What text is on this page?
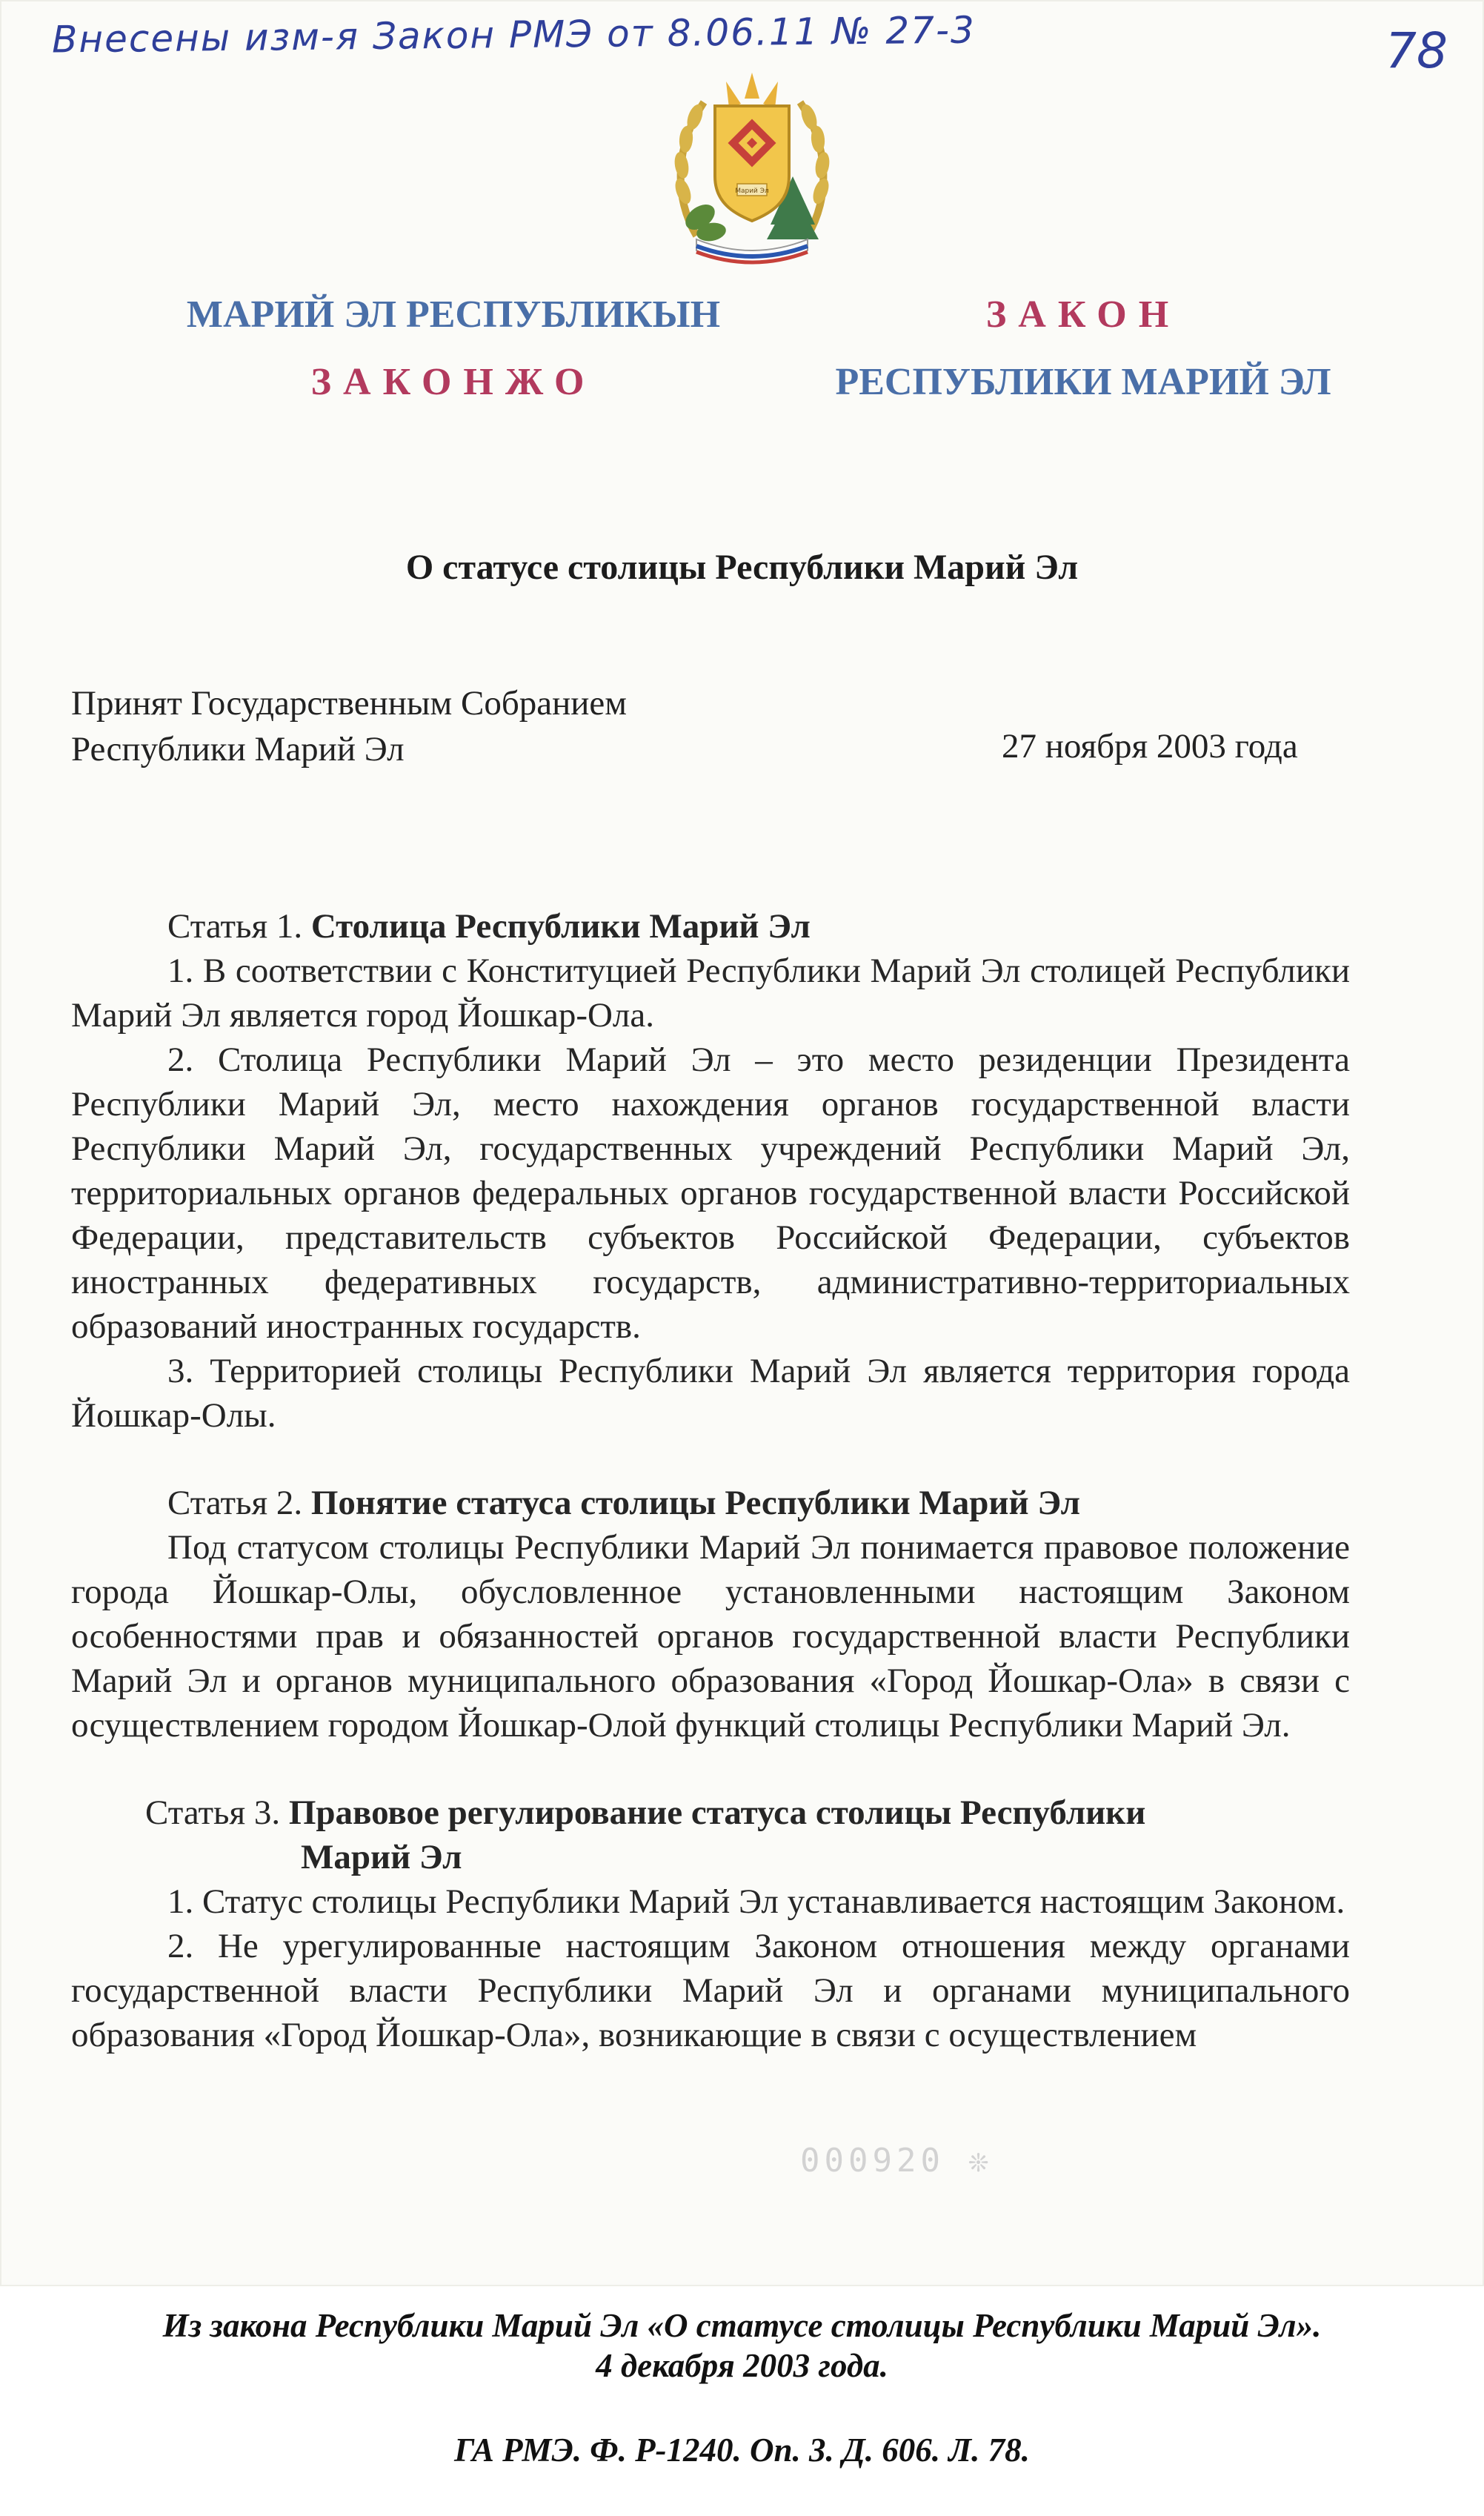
Внесены изм-я Закон РМЭ от 8.06.11 № 27-3	78
Марий Эл
МАРИЙ ЭЛ РЕСПУБЛИКЫН
ЗАКОНЖО
ЗАКОН
РЕСПУБЛИКИ МАРИЙ ЭЛ
О статусе столицы Республики Марий Эл
Принят Государственным Собранием
Республики Марий Эл	27 ноября 2003 года

Статья 1. Столица Республики Марий Эл

1. В соответствии с Конституцией Республики Марий Эл столицей Республики Марий Эл является город Йошкар-Ола.

2. Столица Республики Марий Эл – это место резиденции Президента Республики Марий Эл, место нахождения органов государственной власти Республики Марий Эл, государственных учреждений Республики Марий Эл, территориальных органов федеральных органов государственной власти Российской Федерации, представительств субъектов Российской Федерации, субъектов иностранных федеративных государств, административно-территориальных образований иностранных государств.

3. Территорией столицы Республики Марий Эл является территория города Йошкар-Олы.

Статья 2. Понятие статуса столицы Республики Марий Эл

Под статусом столицы Республики Марий Эл понимается правовое положение города Йошкар-Олы, обусловленное установленными настоящим Законом особенностями прав и обязанностей органов государственной власти Республики Марий Эл и органов муниципального образования «Город Йошкар-Ола» в связи с осуществлением городом Йошкар-Олой функций столицы Республики Марий Эл.

Статья 3. Правовое регулирование статуса столицы Республики
Марий Эл

1. Статус столицы Республики Марий Эл устанавливается настоящим Законом.

2. Не урегулированные настоящим Законом отношения между органами государственной власти Республики Марий Эл и органами муниципального образования «Город Йошкар-Ола», возникающие в связи с осуществлением

000920 ❊
Из закона Республики Марий Эл «О статусе столицы Республики Марий Эл».
4 декабря 2003 года.
ГА РМЭ. Ф. Р-1240. Оп. 3. Д. 606. Л. 78.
......
## EXERCISE
Print the whole listing above once more, word for word, without its pictures.

## RESULT
What text is on this page?
Внесены изм-я Закон РМЭ от 8.06.11 № 27-3	78
Марий Эл
МАРИЙ ЭЛ РЕСПУБЛИКЫН
ЗАКОНЖО
ЗАКОН
РЕСПУБЛИКИ МАРИЙ ЭЛ
О статусе столицы Республики Марий Эл
Принят Государственным Собранием
Республики Марий Эл	27 ноября 2003 года

Статья 1. Столица Республики Марий Эл

1. В соответствии с Конституцией Республики Марий Эл столицей Республики Марий Эл является город Йошкар-Ола.

2. Столица Республики Марий Эл – это место резиденции Президента Республики Марий Эл, место нахождения органов государственной власти Республики Марий Эл, государственных учреждений Республики Марий Эл, территориальных органов федеральных органов государственной власти Российской Федерации, представительств субъектов Российской Федерации, субъектов иностранных федеративных государств, административно-территориальных образований иностранных государств.

3. Территорией столицы Республики Марий Эл является территория города Йошкар-Олы.

Статья 2. Понятие статуса столицы Республики Марий Эл

Под статусом столицы Республики Марий Эл понимается правовое положение города Йошкар-Олы, обусловленное установленными настоящим Законом особенностями прав и обязанностей органов государственной власти Республики Марий Эл и органов муниципального образования «Город Йошкар-Ола» в связи с осуществлением городом Йошкар-Олой функций столицы Республики Марий Эл.

Статья 3. Правовое регулирование статуса столицы Республики
Марий Эл

1. Статус столицы Республики Марий Эл устанавливается настоящим Законом.

2. Не урегулированные настоящим Законом отношения между органами государственной власти Республики Марий Эл и органами муниципального образования «Город Йошкар-Ола», возникающие в связи с осуществлением

000920 ❊
Из закона Республики Марий Эл «О статусе столицы Республики Марий Эл».
4 декабря 2003 года.
ГА РМЭ. Ф. Р-1240. Оп. 3. Д. 606. Л. 78.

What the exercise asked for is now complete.